* **Exercise description**: Where a line in the listing below contains the word "have", copy that line.

Source records
******************************
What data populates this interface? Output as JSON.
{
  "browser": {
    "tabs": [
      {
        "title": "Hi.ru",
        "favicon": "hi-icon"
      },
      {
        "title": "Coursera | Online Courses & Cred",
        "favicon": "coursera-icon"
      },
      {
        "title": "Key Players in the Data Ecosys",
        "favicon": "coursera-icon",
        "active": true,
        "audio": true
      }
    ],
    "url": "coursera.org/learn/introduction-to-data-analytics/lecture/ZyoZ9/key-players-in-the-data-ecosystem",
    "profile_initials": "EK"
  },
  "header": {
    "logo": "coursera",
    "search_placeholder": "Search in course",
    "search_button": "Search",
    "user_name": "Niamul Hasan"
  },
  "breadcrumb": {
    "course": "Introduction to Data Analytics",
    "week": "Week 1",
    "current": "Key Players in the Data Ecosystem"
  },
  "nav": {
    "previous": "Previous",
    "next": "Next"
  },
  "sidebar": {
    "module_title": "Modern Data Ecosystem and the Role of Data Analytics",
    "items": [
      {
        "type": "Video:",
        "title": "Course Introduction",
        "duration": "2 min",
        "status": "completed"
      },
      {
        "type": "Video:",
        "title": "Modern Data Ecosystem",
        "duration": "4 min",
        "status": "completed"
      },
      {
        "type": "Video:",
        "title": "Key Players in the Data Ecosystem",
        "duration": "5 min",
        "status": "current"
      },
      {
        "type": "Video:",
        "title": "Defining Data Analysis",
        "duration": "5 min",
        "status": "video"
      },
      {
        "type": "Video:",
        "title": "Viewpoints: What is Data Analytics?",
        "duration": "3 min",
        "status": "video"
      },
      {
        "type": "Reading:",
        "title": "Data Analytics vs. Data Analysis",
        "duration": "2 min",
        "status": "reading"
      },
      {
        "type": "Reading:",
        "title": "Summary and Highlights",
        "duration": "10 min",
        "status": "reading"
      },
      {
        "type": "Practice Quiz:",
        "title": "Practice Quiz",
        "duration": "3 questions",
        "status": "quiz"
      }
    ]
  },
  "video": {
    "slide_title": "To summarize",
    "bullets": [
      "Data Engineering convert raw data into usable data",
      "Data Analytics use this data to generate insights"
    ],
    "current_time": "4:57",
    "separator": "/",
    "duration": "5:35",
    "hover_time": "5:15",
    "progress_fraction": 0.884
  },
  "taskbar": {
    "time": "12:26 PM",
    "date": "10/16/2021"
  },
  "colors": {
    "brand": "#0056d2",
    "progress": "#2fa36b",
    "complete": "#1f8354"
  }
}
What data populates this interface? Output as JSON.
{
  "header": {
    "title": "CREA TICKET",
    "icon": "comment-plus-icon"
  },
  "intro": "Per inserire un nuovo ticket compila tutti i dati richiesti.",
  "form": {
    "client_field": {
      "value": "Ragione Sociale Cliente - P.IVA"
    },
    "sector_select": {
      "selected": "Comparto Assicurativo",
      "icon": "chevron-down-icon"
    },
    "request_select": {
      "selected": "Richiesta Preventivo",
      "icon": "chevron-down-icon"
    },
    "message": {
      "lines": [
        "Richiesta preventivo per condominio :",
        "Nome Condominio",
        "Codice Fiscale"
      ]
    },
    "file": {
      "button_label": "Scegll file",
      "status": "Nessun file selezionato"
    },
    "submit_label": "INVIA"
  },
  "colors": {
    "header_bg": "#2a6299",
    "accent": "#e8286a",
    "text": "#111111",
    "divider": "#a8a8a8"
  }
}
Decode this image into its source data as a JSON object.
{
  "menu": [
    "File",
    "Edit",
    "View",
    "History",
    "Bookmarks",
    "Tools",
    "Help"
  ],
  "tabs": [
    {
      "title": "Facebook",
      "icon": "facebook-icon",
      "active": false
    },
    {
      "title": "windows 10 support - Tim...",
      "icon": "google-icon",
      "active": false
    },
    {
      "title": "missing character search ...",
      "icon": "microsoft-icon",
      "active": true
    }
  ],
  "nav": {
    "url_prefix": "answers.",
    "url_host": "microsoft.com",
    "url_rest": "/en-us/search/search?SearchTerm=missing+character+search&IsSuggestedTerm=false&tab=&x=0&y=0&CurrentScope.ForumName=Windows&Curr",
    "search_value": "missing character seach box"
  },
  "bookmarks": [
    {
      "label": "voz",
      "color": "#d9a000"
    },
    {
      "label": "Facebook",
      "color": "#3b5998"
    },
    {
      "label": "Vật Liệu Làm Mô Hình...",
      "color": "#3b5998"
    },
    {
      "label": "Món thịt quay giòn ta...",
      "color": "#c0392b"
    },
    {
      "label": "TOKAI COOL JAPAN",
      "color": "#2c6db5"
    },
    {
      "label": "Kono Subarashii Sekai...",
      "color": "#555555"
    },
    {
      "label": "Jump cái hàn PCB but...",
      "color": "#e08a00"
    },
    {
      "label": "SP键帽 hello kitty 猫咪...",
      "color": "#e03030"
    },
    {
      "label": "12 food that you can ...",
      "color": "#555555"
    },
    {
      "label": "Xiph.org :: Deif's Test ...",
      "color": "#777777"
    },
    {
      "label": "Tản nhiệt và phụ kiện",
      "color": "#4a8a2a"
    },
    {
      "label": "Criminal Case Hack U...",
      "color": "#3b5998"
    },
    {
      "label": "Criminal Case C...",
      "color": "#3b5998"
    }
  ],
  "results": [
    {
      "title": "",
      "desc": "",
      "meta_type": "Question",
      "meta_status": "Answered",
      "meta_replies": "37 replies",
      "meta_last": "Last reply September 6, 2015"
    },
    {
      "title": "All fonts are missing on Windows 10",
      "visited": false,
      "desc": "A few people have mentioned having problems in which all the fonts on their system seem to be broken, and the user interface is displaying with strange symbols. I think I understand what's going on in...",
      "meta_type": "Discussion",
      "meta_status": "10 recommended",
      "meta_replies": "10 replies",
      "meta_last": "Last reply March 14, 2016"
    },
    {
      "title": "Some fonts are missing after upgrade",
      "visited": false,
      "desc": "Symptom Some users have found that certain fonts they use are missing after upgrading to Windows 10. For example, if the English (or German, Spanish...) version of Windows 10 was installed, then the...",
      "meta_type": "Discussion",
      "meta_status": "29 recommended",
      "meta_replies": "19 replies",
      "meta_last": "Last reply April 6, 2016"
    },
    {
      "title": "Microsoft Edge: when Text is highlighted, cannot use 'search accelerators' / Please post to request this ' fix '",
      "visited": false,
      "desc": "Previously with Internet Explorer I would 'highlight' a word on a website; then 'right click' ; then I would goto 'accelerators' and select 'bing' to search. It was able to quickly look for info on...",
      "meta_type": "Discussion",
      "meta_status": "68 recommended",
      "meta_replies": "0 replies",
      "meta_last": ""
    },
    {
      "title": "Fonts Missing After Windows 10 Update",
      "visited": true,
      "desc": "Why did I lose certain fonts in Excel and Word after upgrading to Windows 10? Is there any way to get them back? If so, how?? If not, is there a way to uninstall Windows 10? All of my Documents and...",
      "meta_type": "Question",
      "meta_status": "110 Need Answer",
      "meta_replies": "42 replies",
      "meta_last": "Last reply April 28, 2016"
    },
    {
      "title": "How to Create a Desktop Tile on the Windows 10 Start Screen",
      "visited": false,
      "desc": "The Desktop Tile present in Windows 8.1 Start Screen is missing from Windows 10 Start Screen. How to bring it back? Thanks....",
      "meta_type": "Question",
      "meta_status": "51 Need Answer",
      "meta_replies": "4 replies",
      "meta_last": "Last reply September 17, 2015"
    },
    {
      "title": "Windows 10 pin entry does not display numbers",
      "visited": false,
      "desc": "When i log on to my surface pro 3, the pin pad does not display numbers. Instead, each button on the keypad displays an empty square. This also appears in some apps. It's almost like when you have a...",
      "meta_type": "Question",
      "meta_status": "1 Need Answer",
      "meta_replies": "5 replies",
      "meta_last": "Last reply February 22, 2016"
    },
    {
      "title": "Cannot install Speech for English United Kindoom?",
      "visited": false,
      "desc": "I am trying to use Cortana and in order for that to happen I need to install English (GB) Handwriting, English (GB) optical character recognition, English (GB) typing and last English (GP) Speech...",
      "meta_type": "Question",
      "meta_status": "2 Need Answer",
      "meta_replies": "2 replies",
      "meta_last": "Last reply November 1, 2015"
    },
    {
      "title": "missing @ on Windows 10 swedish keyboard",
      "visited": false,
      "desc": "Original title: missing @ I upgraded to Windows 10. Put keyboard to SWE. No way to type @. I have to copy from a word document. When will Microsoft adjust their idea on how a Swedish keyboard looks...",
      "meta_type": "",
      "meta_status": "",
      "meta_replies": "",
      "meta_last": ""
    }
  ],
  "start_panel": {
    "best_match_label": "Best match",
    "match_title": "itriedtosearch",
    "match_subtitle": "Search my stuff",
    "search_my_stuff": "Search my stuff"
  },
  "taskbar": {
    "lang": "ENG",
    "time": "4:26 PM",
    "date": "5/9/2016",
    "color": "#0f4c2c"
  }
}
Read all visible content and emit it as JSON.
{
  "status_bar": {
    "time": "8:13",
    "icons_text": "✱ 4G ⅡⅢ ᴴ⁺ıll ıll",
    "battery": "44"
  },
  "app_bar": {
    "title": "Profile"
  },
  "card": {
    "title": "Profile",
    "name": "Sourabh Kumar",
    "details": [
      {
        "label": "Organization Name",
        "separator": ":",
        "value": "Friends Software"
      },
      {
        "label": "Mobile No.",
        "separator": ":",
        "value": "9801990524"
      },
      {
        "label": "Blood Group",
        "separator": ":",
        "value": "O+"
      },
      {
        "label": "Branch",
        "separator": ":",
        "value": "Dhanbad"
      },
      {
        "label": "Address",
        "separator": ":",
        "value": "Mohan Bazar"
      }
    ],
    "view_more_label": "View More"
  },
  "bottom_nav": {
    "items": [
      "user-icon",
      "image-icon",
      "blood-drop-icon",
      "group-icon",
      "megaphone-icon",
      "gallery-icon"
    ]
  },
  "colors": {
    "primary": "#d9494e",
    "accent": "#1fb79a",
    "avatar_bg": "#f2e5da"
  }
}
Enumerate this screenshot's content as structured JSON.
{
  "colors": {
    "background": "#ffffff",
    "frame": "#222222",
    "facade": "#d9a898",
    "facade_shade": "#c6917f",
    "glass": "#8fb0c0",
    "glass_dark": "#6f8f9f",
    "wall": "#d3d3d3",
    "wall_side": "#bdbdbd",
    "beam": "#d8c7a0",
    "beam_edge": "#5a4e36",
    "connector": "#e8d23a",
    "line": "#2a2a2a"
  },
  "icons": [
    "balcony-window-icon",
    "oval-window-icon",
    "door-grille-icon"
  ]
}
******************************
* **Correct answer**:
      "desc": "A few people have mentioned having problems in which all the fonts on their system seem to be broken, and the user interface is displaying with strange symbols. I think I understand what's going on in...",
      "desc": "Symptom Some users have found that certain fonts they use are missing after upgrading to Windows 10. For example, if the English (or German, Spanish...) version of Windows 10 was installed, then the...",
      "desc": "When i log on to my surface pro 3, the pin pad does not display numbers. Instead, each button on the keypad displays an empty square. This also appears in some apps. It's almost like when you have a...",
      "desc": "Original title: missing @ I upgraded to Windows 10. Put keyboard to SWE. No way to type @. I have to copy from a word document. When will Microsoft adjust their idea on how a Swedish keyboard looks...",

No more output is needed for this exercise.